Each entry below must be repeated exactly, with pictures left out.

A block of data:
○ ○ ○

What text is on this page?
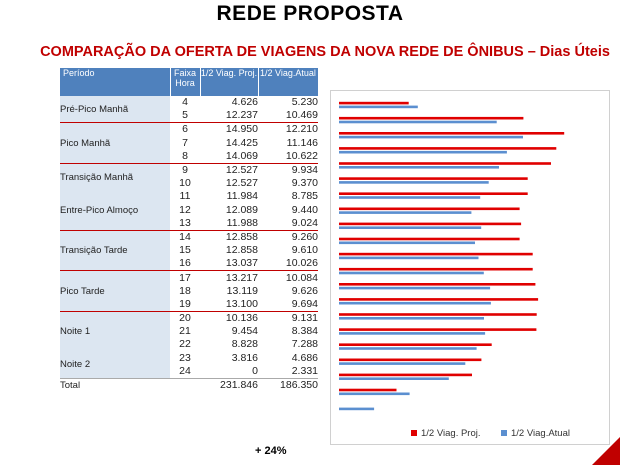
REDE PROPOSTA
COMPARAÇÃO DA OFERTA DE VIAGENS DA NOVA REDE DE ÔNIBUS – Dias Úteis
Período	Faixa Hora	1/2 Viag. Proj.	1/2 Viag.Atual
Pré-Pico Manhã	4	4.626	5.230
	5	12.237	10.469
Pico Manhã	6	14.950	12.210
	7	14.425	11.146
	8	14.069	10.622
Transição Manhã	9	12.527	9.934
	10	12.527	9.370
Entre-Pico Almoço	11	11.984	8.785
	12	12.089	9.440
	13	11.988	9.024
Transição Tarde	14	12.858	9.260
	15	12.858	9.610
	16	13.037	10.026
Pico Tarde	17	13.217	10.084
	18	13.119	9.626
	19	13.100	9.694
Noite 1	20	10.136	9.131
	21	9.454	8.384
	22	8.828	7.288
Noite 2	23	3.816	4.686
	24	0	2.331
Total		231.846	186.350
+ 24%
1/2 Viag. Proj.	1/2 Viag.Atual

○ ○ ○

» **Written response**
What text is on this page?
REDE PROPOSTA
COMPARAÇÃO DA OFERTA DE VIAGENS DA NOVA REDE DE ÔNIBUS – Dias Úteis
Período	Faixa Hora	1/2 Viag. Proj.	1/2 Viag.Atual
Pré-Pico Manhã	4	4.626	5.230
	5	12.237	10.469
Pico Manhã	6	14.950	12.210
	7	14.425	11.146
	8	14.069	10.622
Transição Manhã	9	12.527	9.934
	10	12.527	9.370
Entre-Pico Almoço	11	11.984	8.785
	12	12.089	9.440
	13	11.988	9.024
Transição Tarde	14	12.858	9.260
	15	12.858	9.610
	16	13.037	10.026
Pico Tarde	17	13.217	10.084
	18	13.119	9.626
	19	13.100	9.694
Noite 1	20	10.136	9.131
	21	9.454	8.384
	22	8.828	7.288
Noite 2	23	3.816	4.686
	24	0	2.331
Total		231.846	186.350
+ 24%
1/2 Viag. Proj.	1/2 Viag.Atual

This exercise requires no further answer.